▸ **Problem to work on**
Records follow. Pull out every line that contains "Soccer".

▸ **Raw data**

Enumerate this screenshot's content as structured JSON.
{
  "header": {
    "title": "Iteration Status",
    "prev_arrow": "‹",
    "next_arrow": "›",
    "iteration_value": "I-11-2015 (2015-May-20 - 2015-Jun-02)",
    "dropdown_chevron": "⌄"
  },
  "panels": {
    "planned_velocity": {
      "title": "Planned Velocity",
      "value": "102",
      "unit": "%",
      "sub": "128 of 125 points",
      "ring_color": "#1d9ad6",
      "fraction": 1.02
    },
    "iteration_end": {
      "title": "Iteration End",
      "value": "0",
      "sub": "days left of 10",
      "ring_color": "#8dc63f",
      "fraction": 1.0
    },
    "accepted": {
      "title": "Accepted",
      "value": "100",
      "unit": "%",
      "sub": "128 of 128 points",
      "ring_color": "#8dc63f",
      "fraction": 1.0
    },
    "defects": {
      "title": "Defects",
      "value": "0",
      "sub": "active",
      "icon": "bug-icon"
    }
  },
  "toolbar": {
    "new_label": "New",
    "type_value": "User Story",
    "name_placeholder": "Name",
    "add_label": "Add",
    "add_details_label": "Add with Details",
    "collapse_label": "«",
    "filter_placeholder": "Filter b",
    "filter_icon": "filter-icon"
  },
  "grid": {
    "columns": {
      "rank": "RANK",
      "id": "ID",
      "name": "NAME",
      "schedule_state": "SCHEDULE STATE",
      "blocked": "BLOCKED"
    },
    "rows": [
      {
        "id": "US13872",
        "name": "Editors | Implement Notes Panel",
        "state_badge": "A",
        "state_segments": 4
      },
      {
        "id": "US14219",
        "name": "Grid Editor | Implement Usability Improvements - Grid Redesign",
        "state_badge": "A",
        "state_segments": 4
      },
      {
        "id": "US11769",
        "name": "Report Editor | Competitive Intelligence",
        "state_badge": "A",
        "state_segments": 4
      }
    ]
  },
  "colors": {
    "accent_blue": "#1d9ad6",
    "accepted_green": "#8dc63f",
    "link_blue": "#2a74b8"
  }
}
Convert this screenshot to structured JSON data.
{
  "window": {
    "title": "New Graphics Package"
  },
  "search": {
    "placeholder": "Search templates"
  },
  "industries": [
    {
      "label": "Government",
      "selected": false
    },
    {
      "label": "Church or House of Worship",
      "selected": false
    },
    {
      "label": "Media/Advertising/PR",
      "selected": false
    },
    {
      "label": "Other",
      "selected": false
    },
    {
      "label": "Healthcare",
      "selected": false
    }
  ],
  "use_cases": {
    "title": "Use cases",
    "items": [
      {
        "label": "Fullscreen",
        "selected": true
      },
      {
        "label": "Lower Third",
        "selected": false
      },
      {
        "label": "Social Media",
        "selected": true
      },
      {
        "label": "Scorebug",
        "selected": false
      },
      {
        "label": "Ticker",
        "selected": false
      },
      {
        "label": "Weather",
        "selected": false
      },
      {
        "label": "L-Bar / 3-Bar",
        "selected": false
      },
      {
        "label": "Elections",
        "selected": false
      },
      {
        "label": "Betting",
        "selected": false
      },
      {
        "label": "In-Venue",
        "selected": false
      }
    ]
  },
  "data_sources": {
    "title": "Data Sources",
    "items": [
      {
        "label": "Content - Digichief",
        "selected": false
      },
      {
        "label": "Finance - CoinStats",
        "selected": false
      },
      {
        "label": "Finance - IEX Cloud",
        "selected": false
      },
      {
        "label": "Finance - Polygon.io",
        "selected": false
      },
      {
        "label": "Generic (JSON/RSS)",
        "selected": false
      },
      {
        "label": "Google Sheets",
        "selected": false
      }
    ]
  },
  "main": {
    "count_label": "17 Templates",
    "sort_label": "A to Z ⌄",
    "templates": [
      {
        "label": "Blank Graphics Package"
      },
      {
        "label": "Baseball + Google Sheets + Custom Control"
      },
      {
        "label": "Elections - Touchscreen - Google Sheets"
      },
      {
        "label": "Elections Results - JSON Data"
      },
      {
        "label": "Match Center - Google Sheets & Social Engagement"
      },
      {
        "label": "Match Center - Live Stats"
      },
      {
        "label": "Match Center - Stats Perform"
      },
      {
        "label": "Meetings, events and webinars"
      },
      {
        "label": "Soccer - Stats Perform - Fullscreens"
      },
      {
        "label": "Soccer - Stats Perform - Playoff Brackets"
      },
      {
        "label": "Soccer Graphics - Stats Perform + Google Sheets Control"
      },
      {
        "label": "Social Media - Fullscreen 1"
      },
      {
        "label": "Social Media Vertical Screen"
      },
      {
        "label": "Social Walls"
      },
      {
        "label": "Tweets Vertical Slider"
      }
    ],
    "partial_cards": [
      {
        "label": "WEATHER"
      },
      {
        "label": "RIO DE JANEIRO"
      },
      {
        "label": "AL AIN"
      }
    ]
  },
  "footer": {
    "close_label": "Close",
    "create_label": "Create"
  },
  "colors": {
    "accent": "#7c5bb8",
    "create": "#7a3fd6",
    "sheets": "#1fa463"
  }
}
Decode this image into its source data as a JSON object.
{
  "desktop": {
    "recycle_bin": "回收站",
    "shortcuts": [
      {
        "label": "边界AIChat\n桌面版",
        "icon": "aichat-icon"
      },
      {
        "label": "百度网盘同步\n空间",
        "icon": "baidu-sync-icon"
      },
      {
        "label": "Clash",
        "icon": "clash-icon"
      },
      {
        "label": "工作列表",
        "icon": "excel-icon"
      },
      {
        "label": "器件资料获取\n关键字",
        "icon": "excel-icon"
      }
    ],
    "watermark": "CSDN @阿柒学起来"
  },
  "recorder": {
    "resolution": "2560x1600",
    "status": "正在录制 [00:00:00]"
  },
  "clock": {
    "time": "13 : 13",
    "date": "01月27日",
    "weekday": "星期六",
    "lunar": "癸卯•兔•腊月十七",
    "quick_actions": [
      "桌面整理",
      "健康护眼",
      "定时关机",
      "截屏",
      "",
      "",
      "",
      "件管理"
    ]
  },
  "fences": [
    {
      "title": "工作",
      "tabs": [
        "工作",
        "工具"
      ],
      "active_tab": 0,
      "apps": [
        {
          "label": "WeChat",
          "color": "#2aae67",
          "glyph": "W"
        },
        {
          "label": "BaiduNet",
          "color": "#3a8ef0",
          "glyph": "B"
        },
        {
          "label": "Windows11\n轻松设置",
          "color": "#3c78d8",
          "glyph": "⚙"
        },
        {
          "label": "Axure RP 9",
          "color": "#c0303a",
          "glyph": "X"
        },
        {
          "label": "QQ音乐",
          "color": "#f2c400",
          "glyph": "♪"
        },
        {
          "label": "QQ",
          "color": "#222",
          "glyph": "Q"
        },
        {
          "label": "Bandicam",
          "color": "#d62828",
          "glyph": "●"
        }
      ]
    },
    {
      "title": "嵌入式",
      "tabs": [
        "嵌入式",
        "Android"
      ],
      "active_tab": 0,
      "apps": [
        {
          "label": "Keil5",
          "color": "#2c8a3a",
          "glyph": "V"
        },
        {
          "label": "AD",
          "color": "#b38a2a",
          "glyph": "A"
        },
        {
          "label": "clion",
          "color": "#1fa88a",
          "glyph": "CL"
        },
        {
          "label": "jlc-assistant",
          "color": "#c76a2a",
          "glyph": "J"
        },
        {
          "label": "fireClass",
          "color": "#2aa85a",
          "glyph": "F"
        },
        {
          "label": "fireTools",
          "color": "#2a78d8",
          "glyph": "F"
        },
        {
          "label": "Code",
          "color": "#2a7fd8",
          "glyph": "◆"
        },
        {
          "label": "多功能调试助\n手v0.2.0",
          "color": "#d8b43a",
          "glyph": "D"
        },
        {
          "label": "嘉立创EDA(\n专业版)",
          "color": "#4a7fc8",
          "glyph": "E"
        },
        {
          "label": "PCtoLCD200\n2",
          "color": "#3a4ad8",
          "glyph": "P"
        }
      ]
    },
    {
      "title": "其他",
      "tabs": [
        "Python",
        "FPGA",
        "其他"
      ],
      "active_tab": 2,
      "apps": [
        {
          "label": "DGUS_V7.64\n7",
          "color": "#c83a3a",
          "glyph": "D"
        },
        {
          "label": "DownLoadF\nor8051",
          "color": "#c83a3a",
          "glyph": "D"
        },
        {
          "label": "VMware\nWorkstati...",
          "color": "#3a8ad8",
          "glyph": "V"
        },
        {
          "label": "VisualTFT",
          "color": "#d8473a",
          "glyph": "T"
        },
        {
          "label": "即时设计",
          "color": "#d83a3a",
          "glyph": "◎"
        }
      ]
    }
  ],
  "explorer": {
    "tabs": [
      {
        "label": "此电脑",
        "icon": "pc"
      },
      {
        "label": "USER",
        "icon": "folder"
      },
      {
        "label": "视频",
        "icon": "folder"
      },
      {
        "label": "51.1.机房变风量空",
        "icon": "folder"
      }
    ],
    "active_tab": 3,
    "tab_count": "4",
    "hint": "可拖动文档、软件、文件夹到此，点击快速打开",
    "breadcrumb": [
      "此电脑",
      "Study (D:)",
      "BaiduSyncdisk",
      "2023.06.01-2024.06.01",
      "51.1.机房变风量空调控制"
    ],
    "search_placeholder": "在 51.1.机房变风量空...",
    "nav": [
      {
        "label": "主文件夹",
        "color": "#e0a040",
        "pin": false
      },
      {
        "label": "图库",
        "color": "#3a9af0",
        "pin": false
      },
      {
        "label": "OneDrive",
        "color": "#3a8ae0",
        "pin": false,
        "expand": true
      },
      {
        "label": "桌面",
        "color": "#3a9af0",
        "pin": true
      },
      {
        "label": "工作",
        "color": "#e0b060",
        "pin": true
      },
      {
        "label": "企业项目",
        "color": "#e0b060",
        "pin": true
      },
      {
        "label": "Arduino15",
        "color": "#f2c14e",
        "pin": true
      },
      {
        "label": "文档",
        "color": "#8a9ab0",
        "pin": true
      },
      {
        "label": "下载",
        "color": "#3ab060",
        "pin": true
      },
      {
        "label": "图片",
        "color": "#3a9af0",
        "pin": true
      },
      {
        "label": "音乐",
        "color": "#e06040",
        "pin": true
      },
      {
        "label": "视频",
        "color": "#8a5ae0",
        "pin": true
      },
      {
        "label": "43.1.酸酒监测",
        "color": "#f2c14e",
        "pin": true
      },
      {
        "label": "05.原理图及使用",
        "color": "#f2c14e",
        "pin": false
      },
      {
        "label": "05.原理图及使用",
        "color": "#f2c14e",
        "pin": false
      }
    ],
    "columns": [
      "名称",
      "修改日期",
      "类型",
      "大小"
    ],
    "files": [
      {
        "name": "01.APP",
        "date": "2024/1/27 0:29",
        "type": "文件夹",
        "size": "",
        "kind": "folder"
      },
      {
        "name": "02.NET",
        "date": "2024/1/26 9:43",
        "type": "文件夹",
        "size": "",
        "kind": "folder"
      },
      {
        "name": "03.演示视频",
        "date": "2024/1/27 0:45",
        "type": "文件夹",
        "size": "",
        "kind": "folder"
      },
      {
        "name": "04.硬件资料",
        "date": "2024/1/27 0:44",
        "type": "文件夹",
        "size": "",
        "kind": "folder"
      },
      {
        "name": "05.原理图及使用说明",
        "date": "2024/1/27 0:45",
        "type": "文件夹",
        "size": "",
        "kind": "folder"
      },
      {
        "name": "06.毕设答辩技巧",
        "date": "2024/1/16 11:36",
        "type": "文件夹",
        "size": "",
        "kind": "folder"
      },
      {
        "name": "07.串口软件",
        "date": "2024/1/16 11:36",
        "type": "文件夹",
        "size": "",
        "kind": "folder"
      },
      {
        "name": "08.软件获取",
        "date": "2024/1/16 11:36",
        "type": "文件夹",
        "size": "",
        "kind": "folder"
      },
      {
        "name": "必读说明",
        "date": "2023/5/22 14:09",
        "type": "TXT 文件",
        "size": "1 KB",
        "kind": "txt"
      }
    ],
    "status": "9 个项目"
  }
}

▸ **Response to this task**
        "label": "Soccer - Stats Perform - Fullscreens"
        "label": "Soccer - Stats Perform - Playoff Brackets"
        "label": "Soccer Graphics - Stats Perform + Google Sheets Control"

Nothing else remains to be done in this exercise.